start
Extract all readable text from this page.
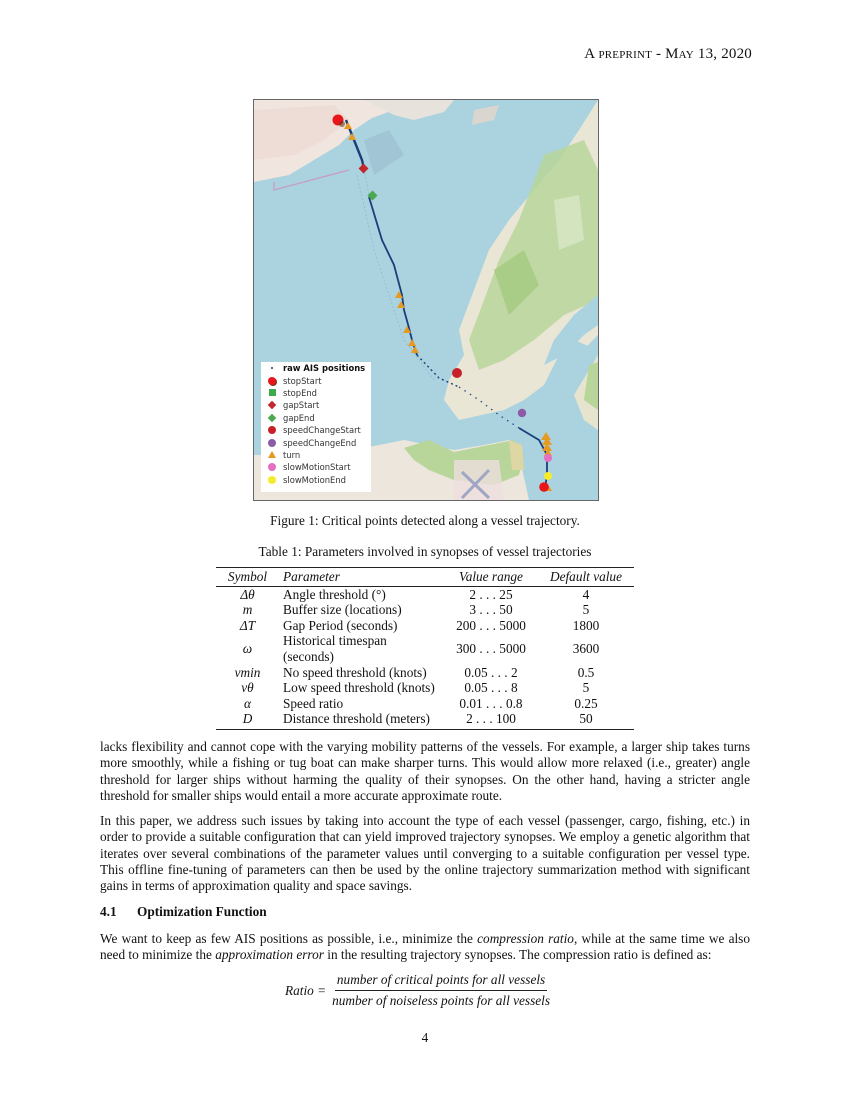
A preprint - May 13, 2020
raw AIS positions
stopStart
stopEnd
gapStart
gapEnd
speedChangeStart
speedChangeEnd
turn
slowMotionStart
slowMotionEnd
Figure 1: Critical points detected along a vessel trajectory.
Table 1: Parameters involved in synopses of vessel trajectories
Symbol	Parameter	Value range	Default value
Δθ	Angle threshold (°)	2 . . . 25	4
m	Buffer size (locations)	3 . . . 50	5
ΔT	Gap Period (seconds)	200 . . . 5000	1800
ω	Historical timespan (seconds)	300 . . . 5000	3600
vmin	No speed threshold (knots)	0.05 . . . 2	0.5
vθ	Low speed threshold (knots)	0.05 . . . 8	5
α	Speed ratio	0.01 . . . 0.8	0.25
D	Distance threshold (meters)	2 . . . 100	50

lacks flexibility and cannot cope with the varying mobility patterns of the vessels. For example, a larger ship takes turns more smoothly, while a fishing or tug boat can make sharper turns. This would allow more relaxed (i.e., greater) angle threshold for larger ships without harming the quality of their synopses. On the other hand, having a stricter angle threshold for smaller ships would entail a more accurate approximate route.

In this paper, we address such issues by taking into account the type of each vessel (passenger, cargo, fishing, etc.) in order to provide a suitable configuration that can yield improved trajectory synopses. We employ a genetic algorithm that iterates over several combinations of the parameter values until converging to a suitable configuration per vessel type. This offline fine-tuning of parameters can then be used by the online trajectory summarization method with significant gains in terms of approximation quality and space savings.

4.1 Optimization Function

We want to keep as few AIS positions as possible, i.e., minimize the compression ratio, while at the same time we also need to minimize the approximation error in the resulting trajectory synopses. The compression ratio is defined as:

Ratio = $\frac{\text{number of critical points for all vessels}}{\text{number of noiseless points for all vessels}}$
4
end
start
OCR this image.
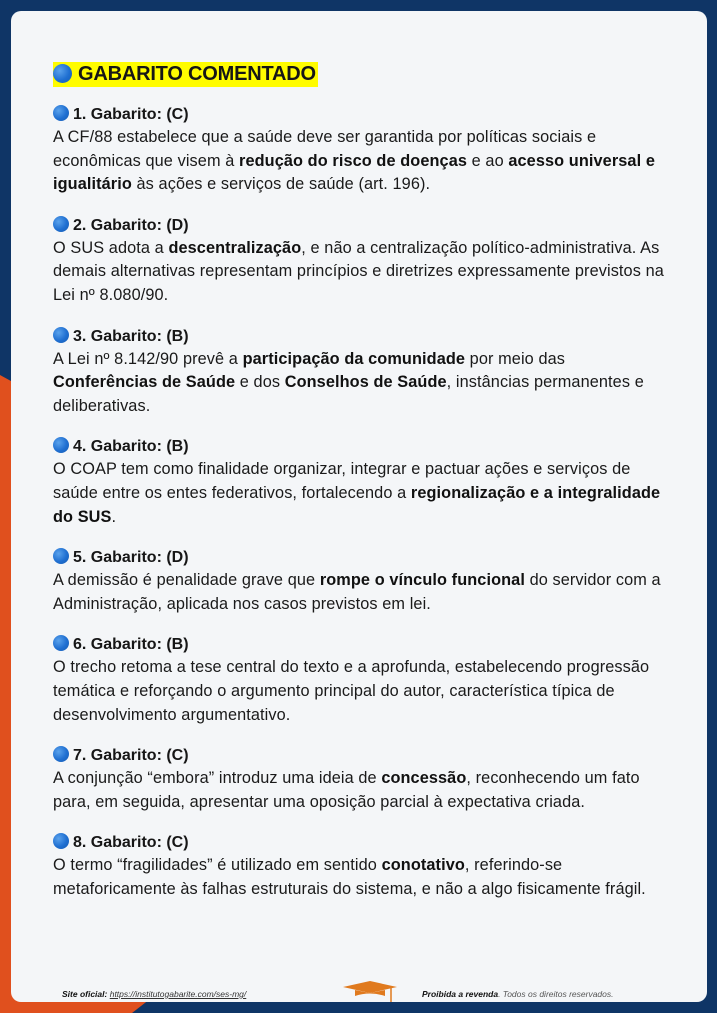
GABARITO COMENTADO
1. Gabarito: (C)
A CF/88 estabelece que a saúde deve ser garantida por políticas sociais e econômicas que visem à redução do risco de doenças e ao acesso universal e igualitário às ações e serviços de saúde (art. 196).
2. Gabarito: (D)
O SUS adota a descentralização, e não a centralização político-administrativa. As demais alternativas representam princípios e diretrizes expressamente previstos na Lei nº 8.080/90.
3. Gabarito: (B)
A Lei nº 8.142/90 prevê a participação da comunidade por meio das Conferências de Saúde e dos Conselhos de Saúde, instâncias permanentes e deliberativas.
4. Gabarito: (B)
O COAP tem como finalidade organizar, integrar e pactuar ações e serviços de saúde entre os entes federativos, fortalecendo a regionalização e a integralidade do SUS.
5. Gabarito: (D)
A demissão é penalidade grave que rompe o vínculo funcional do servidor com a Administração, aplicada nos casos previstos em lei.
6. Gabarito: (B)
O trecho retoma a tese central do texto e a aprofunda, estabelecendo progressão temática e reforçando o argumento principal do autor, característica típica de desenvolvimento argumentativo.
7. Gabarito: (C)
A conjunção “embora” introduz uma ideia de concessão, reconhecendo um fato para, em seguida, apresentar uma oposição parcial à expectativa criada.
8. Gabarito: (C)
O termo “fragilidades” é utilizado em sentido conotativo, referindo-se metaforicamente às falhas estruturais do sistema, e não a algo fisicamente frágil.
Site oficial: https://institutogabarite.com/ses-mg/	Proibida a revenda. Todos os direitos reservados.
end
Copy all lines from the listing that contain "seconds".

*Result of this task*.
ΔT	Gap Period (seconds)	200 . . . 5000	1800
ω	Historical timespan (seconds)	300 . . . 5000	3600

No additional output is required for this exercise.